* Required task
Quote every line of the listing below word for word, leaving out the pictures.

* Excerpted data
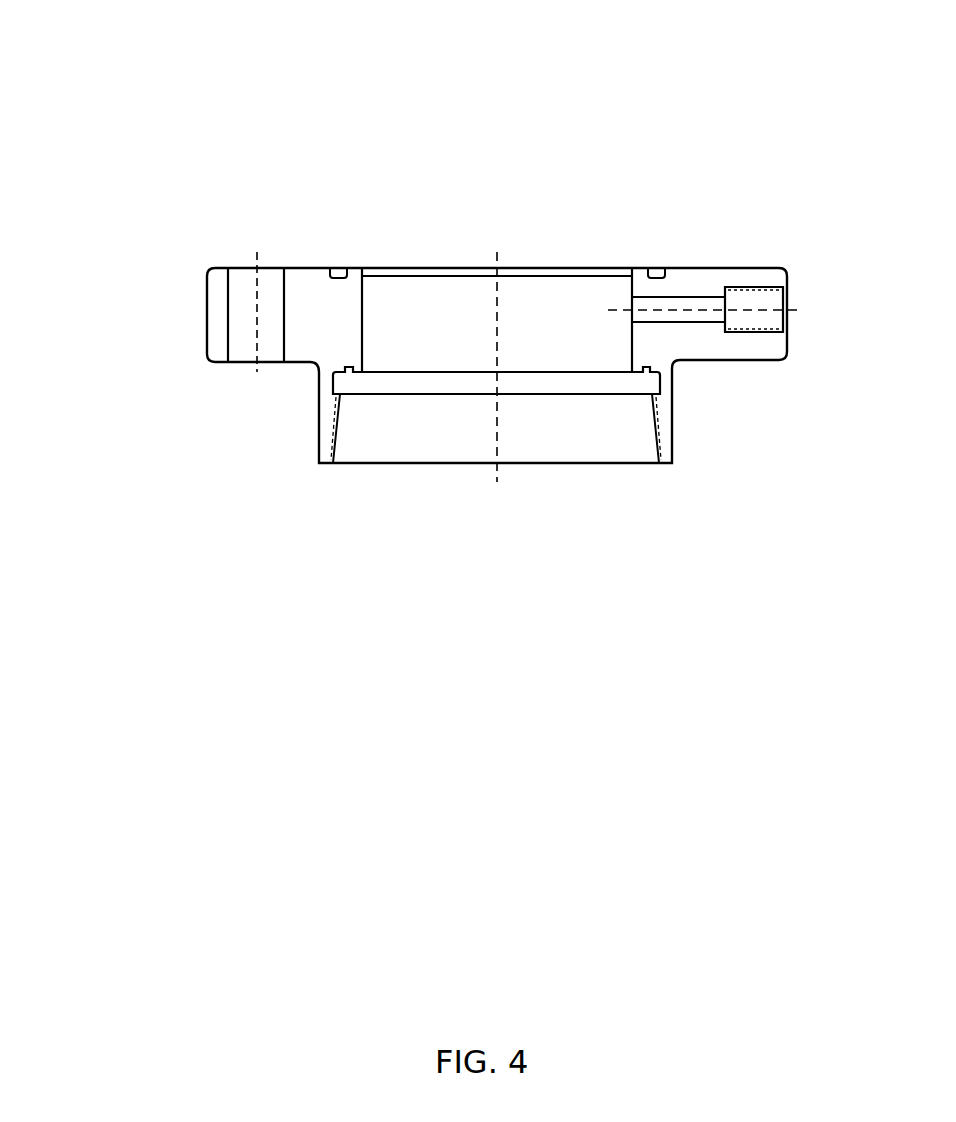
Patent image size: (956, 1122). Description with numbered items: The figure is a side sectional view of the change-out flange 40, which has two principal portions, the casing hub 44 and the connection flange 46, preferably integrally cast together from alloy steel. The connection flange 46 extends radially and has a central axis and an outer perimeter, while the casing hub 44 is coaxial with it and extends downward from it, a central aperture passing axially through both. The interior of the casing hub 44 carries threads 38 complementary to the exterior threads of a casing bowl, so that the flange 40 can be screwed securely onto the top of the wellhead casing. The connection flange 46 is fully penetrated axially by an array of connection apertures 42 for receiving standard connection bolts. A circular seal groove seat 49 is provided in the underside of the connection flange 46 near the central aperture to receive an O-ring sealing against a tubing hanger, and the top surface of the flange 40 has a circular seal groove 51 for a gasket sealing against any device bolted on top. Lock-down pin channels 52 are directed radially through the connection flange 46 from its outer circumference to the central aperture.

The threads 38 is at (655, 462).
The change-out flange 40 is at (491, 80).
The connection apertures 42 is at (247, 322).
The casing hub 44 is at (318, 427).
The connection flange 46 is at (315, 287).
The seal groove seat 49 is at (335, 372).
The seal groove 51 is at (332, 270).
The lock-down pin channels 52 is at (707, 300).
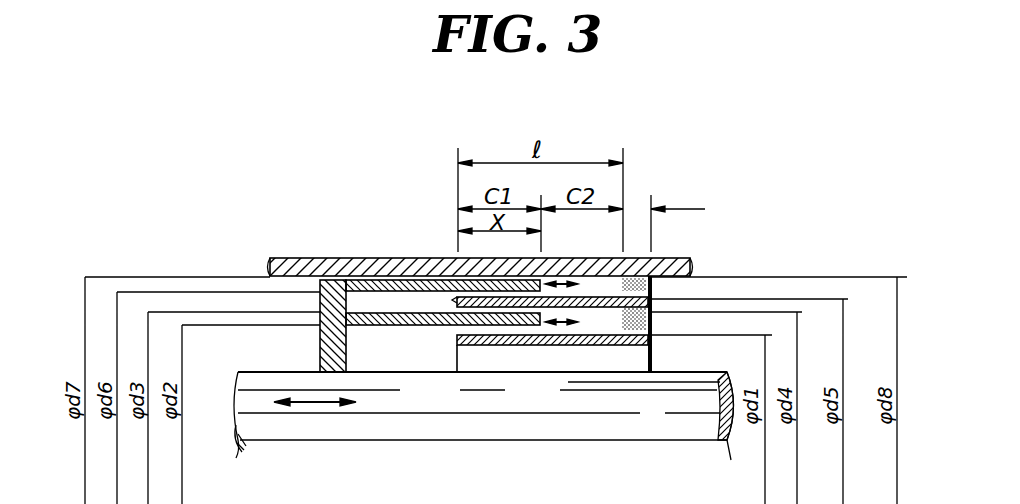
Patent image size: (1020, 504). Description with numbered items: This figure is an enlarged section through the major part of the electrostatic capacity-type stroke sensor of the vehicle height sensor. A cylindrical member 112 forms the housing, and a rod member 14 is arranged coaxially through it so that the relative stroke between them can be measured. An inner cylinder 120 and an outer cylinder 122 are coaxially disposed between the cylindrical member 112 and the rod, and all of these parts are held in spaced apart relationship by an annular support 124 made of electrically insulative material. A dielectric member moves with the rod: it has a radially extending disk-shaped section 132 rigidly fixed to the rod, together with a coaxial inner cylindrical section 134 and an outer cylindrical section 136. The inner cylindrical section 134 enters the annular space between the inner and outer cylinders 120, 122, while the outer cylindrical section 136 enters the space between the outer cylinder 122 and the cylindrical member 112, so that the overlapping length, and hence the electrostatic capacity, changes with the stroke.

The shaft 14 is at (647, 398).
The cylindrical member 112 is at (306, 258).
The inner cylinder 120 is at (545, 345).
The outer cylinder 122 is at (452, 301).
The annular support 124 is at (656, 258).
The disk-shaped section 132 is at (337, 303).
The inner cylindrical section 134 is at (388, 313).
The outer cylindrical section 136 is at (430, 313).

* Solution for this exercise
Patent image size: (956, 1122). Description with numbered items: The figure is a side sectional view of the change-out flange 40, which has two principal portions, the casing hub 44 and the connection flange 46, preferably integrally cast together from alloy steel. The connection flange 46 extends radially and has a central axis and an outer perimeter, while the casing hub 44 is coaxial with it and extends downward from it, a central aperture passing axially through both. The interior of the casing hub 44 carries threads 38 complementary to the exterior threads of a casing bowl, so that the flange 40 can be screwed securely onto the top of the wellhead casing. The connection flange 46 is fully penetrated axially by an array of connection apertures 42 for receiving standard connection bolts. A circular seal groove seat 49 is provided in the underside of the connection flange 46 near the central aperture to receive an O-ring sealing against a tubing hanger, and the top surface of the flange 40 has a circular seal groove 51 for a gasket sealing against any device bolted on top. Lock-down pin channels 52 are directed radially through the connection flange 46 from its outer circumference to the central aperture.

The threads 38 is at (655, 462).
The change-out flange 40 is at (491, 80).
The connection apertures 42 is at (247, 322).
The casing hub 44 is at (318, 427).
The connection flange 46 is at (315, 287).
The seal groove seat 49 is at (335, 372).
The seal groove 51 is at (332, 270).
The lock-down pin channels 52 is at (707, 300).
Patent image size: (1020, 504). Description with numbered items: This figure is an enlarged section through the major part of the electrostatic capacity-type stroke sensor of the vehicle height sensor. A cylindrical member 112 forms the housing, and a rod member 14 is arranged coaxially through it so that the relative stroke between them can be measured. An inner cylinder 120 and an outer cylinder 122 are coaxially disposed between the cylindrical member 112 and the rod, and all of these parts are held in spaced apart relationship by an annular support 124 made of electrically insulative material. A dielectric member moves with the rod: it has a radially extending disk-shaped section 132 rigidly fixed to the rod, together with a coaxial inner cylindrical section 134 and an outer cylindrical section 136. The inner cylindrical section 134 enters the annular space between the inner and outer cylinders 120, 122, while the outer cylindrical section 136 enters the space between the outer cylinder 122 and the cylindrical member 112, so that the overlapping length, and hence the electrostatic capacity, changes with the stroke.

The shaft 14 is at (647, 398).
The cylindrical member 112 is at (306, 258).
The inner cylinder 120 is at (545, 345).
The outer cylinder 122 is at (452, 301).
The annular support 124 is at (656, 258).
The disk-shaped section 132 is at (337, 303).
The inner cylindrical section 134 is at (388, 313).
The outer cylindrical section 136 is at (430, 313).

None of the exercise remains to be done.